#### AIM OF THE TASK:
Where a line in the entries below contains the word "Ansicht", it counts; give the total by itself.

#### THE INPUT:
━━━━━━━━━━━━━━━━━━━━

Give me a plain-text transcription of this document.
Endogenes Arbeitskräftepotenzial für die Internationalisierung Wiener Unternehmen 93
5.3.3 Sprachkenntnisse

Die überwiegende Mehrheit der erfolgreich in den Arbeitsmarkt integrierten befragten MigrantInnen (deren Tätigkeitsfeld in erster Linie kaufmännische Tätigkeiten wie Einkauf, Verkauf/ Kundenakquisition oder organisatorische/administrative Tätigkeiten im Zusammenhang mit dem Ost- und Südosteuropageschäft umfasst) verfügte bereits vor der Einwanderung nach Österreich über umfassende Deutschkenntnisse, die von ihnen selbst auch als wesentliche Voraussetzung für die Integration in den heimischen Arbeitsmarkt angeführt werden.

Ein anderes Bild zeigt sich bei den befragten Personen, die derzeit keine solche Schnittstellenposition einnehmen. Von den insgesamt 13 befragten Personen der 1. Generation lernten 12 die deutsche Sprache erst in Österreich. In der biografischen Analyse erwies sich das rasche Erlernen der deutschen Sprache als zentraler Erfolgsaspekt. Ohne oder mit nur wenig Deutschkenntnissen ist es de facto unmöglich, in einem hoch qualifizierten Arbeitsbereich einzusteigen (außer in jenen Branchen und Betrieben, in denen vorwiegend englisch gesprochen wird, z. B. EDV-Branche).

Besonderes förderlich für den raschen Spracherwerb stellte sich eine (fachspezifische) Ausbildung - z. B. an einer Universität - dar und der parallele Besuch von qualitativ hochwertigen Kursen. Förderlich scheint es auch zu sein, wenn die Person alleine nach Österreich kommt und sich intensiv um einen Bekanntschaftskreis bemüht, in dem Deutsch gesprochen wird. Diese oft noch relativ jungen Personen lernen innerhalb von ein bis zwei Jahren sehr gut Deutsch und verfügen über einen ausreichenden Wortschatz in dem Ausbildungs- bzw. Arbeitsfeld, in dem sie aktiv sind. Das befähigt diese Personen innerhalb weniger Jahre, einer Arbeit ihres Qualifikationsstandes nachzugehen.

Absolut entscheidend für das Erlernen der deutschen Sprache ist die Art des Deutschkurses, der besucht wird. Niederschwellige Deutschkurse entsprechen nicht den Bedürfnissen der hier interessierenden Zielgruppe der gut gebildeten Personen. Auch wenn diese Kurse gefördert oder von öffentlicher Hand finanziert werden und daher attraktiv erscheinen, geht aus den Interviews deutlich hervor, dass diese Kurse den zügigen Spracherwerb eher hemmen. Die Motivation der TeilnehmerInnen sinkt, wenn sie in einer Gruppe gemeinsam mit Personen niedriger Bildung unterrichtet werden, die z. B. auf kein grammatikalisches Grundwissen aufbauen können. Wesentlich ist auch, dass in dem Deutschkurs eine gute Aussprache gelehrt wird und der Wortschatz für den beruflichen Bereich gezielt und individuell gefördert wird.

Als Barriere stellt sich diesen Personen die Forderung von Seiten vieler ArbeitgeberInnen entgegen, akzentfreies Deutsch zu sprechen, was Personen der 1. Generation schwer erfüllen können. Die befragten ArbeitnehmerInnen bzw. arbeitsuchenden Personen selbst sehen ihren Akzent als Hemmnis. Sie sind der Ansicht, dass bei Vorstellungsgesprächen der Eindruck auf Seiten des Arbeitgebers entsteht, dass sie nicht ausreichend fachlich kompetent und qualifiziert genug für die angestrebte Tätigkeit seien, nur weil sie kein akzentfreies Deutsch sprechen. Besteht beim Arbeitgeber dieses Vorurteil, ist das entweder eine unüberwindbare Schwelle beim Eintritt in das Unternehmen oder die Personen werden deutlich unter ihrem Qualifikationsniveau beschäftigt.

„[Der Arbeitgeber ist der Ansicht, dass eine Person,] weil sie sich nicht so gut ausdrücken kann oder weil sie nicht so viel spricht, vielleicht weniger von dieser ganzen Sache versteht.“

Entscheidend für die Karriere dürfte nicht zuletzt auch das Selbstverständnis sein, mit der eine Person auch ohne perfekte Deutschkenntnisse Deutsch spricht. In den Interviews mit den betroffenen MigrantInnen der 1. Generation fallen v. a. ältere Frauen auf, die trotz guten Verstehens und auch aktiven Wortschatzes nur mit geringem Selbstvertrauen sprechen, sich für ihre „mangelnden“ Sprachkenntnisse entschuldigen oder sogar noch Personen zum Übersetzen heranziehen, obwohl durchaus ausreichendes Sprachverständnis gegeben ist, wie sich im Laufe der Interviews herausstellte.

━━━━━━━━━━━━━━━━━━━━

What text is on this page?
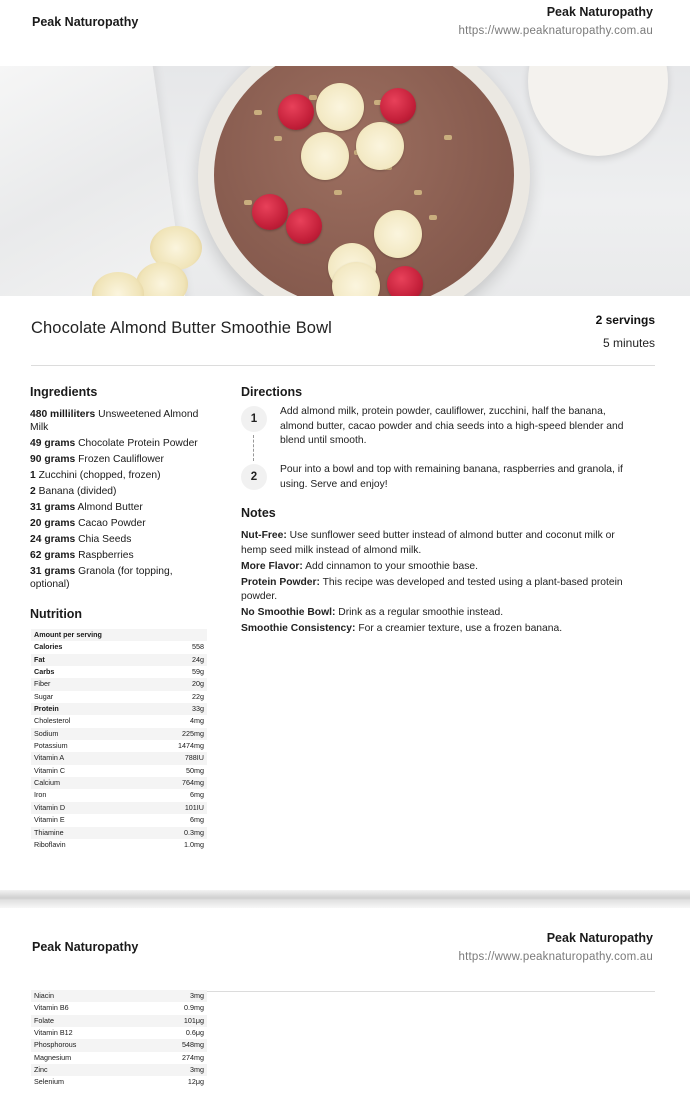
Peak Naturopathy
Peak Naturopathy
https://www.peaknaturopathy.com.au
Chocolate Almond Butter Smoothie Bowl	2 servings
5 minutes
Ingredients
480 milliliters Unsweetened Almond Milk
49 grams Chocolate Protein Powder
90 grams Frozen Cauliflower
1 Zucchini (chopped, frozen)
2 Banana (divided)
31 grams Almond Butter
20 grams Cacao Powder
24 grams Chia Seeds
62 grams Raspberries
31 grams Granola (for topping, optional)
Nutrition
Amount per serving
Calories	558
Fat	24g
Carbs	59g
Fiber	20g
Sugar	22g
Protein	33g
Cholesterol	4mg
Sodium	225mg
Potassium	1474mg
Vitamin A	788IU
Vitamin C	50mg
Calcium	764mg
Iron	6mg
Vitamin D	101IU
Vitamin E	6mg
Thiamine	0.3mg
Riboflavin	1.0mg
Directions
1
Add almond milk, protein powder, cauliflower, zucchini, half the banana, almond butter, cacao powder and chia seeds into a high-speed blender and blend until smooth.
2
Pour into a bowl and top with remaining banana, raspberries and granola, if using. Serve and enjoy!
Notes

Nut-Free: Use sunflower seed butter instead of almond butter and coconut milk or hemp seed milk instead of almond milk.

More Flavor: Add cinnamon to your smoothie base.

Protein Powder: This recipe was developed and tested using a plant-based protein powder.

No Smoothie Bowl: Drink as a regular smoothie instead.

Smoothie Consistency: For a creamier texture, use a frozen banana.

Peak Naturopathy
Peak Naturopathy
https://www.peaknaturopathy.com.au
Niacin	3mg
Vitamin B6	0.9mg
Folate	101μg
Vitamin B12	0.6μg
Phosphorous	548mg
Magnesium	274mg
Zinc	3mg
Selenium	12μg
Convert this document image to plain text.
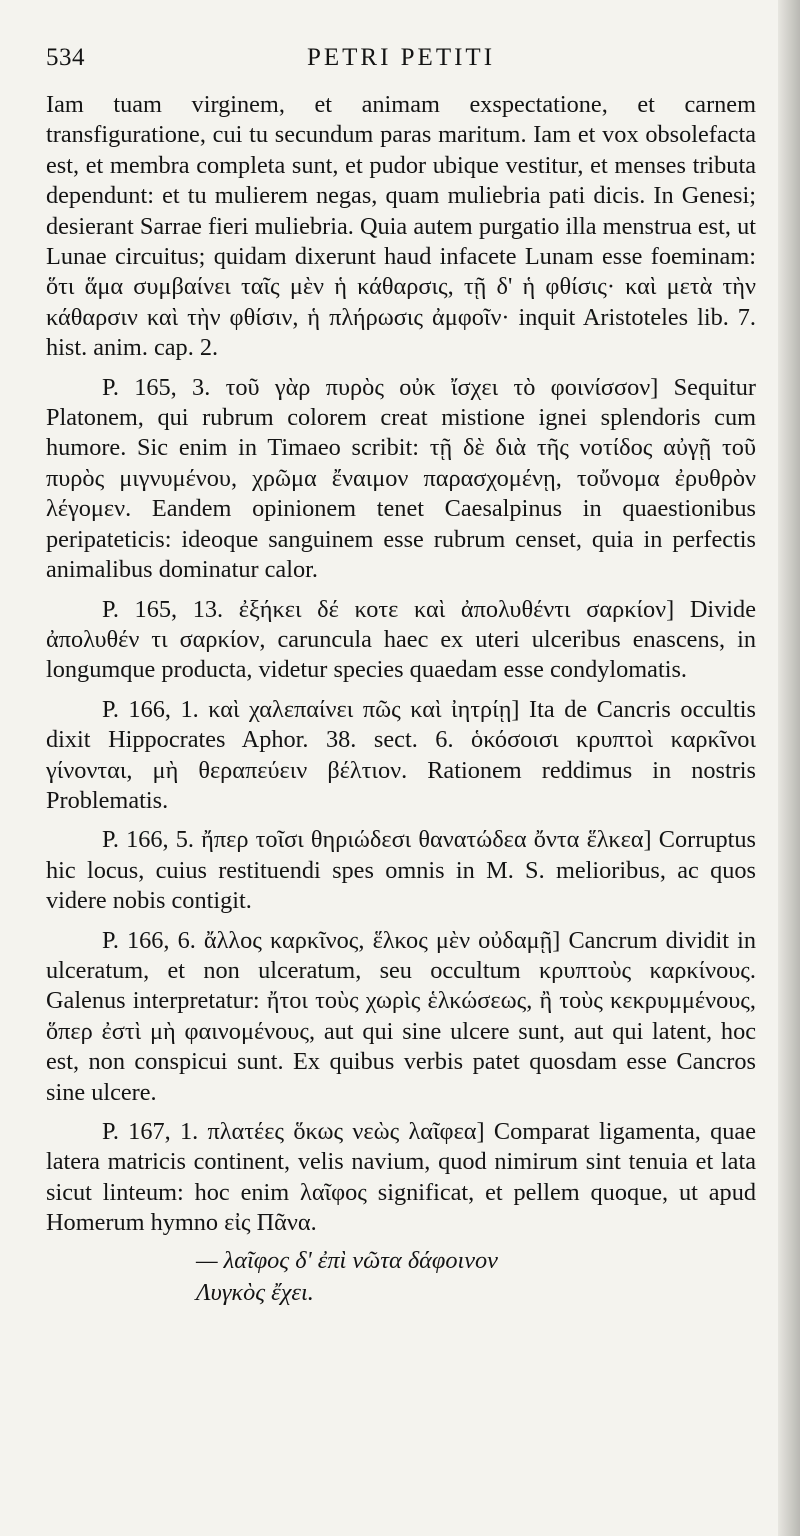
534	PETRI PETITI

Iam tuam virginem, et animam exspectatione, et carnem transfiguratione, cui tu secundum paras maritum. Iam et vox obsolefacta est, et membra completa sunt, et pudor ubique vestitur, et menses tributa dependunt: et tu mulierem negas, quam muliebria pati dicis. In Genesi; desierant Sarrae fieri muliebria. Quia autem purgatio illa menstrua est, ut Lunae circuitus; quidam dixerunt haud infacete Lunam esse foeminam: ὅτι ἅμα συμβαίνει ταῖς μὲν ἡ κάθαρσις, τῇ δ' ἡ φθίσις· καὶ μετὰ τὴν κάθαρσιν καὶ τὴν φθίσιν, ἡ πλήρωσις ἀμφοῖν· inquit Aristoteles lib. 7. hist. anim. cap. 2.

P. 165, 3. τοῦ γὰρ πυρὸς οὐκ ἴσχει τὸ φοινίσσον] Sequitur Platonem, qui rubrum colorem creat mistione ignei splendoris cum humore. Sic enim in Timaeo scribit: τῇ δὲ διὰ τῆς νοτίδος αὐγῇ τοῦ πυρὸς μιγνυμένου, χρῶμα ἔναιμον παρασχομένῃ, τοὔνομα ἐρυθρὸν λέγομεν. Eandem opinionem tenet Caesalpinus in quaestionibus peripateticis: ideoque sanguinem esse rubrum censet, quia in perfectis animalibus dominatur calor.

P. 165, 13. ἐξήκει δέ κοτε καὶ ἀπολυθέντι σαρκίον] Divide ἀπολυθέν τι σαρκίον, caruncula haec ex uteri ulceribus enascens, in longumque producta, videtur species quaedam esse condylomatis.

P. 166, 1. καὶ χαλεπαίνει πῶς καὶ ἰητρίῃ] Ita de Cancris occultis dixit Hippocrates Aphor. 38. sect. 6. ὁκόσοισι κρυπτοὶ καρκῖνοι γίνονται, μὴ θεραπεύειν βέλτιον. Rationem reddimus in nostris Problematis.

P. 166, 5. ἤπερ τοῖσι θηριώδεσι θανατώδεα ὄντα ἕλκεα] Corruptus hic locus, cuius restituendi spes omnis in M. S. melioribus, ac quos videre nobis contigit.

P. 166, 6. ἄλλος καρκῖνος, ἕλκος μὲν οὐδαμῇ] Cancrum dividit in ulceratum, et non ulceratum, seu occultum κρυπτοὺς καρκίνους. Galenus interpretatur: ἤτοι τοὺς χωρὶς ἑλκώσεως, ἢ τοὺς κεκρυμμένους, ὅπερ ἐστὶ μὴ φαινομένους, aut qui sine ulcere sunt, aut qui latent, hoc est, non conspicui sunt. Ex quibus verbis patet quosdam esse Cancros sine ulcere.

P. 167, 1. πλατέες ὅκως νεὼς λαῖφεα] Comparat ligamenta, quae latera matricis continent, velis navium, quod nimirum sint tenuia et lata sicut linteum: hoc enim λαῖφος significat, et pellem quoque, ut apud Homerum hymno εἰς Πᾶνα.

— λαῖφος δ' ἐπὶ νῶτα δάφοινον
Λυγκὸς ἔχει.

━━━━━━━━━━━━━━━━━━━━

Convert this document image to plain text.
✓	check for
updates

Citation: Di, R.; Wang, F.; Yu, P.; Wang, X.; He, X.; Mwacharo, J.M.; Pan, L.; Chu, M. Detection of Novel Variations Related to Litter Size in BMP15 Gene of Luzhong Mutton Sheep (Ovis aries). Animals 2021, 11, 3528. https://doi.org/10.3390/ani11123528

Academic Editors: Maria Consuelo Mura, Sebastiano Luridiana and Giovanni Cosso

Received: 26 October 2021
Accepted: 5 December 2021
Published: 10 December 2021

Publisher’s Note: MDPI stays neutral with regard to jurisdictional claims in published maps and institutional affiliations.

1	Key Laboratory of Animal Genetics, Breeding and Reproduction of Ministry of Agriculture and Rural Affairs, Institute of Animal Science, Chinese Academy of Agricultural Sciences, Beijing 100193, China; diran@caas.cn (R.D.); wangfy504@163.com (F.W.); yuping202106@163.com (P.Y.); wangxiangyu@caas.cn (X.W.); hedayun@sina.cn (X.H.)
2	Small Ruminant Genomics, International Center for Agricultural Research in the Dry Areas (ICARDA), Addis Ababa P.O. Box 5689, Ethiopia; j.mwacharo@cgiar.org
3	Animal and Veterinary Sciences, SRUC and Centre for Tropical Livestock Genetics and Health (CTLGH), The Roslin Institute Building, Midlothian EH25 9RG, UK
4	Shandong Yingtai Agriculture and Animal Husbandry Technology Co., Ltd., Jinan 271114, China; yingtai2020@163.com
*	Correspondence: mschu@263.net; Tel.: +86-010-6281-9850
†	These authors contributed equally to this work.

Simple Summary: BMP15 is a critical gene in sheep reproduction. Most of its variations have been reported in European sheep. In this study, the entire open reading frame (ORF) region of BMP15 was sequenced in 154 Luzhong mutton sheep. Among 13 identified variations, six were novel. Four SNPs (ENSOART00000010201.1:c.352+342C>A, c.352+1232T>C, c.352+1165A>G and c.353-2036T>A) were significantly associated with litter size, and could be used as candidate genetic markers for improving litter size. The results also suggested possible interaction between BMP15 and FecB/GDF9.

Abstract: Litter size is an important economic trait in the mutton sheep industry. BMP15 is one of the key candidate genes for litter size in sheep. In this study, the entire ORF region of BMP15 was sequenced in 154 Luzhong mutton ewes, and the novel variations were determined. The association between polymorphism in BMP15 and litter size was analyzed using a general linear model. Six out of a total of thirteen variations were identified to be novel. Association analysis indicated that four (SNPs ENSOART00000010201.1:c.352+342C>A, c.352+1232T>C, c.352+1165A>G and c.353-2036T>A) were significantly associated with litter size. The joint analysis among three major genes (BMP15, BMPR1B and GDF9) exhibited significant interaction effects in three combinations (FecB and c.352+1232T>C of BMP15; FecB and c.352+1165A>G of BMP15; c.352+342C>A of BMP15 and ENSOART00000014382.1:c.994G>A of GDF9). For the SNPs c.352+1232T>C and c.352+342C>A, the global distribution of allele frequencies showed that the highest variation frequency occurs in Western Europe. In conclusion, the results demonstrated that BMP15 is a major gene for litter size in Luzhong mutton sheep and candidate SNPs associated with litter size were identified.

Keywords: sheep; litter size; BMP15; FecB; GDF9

━━━━━━━━━━━━━━━━━━━━

#### ANSWER TO THIS EXERCISE:
2